What you are asked to do
Each record that follows should be repeated exactly, minus any images.

Stored records
☆ ☆ ☆ ☆ ☆

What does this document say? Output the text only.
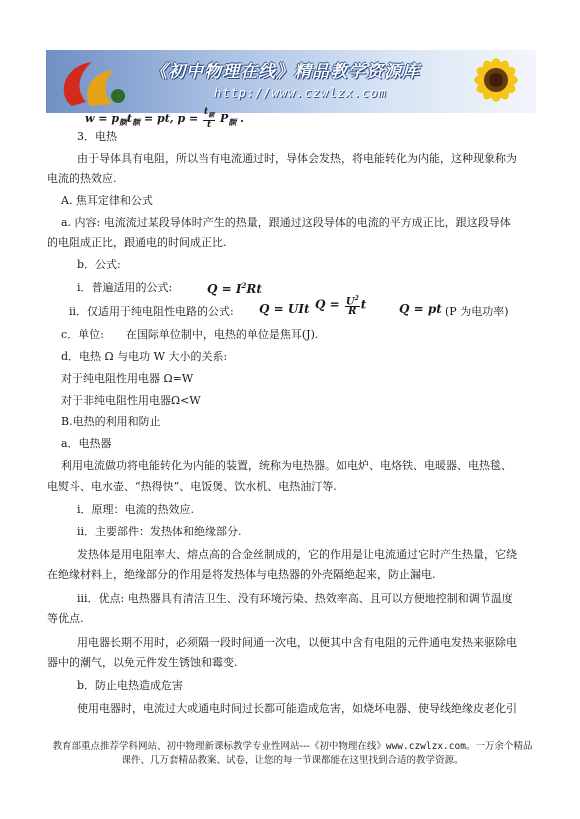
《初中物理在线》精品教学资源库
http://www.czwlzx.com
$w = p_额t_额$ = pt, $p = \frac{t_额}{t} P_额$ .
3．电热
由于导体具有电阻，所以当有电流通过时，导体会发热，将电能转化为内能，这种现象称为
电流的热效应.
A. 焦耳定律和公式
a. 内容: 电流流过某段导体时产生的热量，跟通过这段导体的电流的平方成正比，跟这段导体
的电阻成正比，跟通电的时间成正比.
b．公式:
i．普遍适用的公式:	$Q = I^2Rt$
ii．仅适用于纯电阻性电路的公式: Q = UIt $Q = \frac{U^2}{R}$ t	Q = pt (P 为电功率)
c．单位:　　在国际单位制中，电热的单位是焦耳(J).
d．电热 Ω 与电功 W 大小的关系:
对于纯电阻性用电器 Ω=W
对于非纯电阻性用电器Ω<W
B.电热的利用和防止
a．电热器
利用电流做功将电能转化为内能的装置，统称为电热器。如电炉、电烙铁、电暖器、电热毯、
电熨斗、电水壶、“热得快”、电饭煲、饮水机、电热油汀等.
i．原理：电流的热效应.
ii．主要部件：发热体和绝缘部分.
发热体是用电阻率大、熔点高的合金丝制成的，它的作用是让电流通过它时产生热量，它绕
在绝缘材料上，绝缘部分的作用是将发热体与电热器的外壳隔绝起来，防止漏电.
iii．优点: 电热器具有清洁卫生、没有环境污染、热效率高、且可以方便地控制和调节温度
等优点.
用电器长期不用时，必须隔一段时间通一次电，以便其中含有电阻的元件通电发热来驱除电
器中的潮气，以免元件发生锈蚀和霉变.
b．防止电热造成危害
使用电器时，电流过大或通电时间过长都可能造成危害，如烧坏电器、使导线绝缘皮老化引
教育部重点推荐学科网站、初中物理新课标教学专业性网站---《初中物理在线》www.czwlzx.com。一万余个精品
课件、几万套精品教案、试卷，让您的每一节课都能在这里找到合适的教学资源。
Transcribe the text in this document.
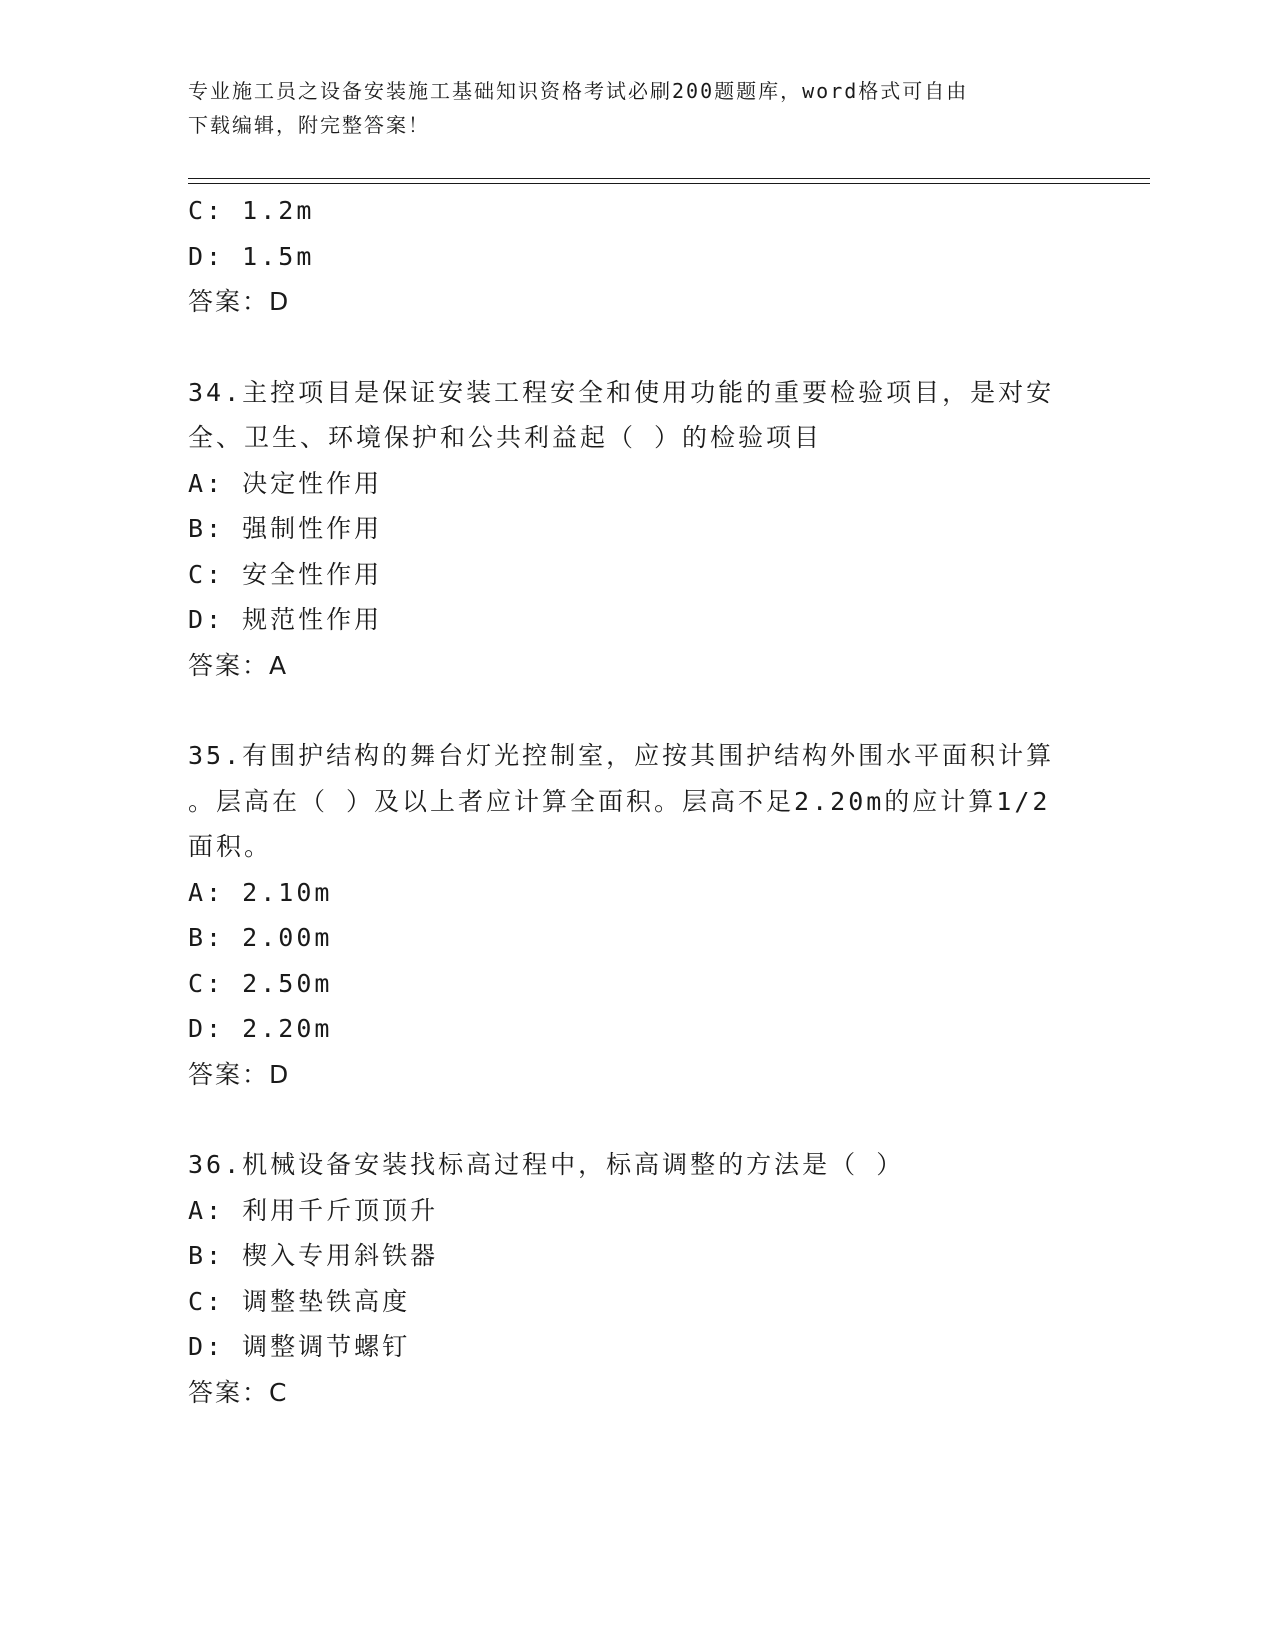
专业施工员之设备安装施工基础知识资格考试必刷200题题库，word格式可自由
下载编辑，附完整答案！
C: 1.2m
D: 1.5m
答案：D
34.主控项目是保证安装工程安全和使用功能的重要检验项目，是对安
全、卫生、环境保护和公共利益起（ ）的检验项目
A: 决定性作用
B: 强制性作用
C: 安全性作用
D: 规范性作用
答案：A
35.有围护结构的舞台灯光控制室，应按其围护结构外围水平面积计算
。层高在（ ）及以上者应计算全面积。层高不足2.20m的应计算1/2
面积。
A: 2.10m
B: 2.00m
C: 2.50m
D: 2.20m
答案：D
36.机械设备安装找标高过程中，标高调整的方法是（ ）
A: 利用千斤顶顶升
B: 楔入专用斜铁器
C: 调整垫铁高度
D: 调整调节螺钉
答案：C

☆ ☆ ☆ ☆ ☆

Final result
What does this document say? Output the text only.
《初中物理在线》精品教学资源库
http://www.czwlzx.com
$w = p_额t_额$ = pt, $p = \frac{t_额}{t} P_额$ .
3．电热
由于导体具有电阻，所以当有电流通过时，导体会发热，将电能转化为内能，这种现象称为
电流的热效应.
A. 焦耳定律和公式
a. 内容: 电流流过某段导体时产生的热量，跟通过这段导体的电流的平方成正比，跟这段导体
的电阻成正比，跟通电的时间成正比.
b．公式:
i．普遍适用的公式:	$Q = I^2Rt$
ii．仅适用于纯电阻性电路的公式: Q = UIt $Q = \frac{U^2}{R}$ t	Q = pt (P 为电功率)
c．单位:　　在国际单位制中，电热的单位是焦耳(J).
d．电热 Ω 与电功 W 大小的关系:
对于纯电阻性用电器 Ω=W
对于非纯电阻性用电器Ω<W
B.电热的利用和防止
a．电热器
利用电流做功将电能转化为内能的装置，统称为电热器。如电炉、电烙铁、电暖器、电热毯、
电熨斗、电水壶、“热得快”、电饭煲、饮水机、电热油汀等.
i．原理：电流的热效应.
ii．主要部件：发热体和绝缘部分.
发热体是用电阻率大、熔点高的合金丝制成的，它的作用是让电流通过它时产生热量，它绕
在绝缘材料上，绝缘部分的作用是将发热体与电热器的外壳隔绝起来，防止漏电.
iii．优点: 电热器具有清洁卫生、没有环境污染、热效率高、且可以方便地控制和调节温度
等优点.
用电器长期不用时，必须隔一段时间通一次电，以便其中含有电阻的元件通电发热来驱除电
器中的潮气，以免元件发生锈蚀和霉变.
b．防止电热造成危害
使用电器时，电流过大或通电时间过长都可能造成危害，如烧坏电器、使导线绝缘皮老化引
教育部重点推荐学科网站、初中物理新课标教学专业性网站---《初中物理在线》www.czwlzx.com。一万余个精品
课件、几万套精品教案、试卷，让您的每一节课都能在这里找到合适的教学资源。
Transcribe the text in this document.
专业施工员之设备安装施工基础知识资格考试必刷200题题库，word格式可自由
下载编辑，附完整答案！
C: 1.2m
D: 1.5m
答案：D
34.主控项目是保证安装工程安全和使用功能的重要检验项目，是对安
全、卫生、环境保护和公共利益起（ ）的检验项目
A: 决定性作用
B: 强制性作用
C: 安全性作用
D: 规范性作用
答案：A
35.有围护结构的舞台灯光控制室，应按其围护结构外围水平面积计算
。层高在（ ）及以上者应计算全面积。层高不足2.20m的应计算1/2
面积。
A: 2.10m
B: 2.00m
C: 2.50m
D: 2.20m
答案：D
36.机械设备安装找标高过程中，标高调整的方法是（ ）
A: 利用千斤顶顶升
B: 楔入专用斜铁器
C: 调整垫铁高度
D: 调整调节螺钉
答案：C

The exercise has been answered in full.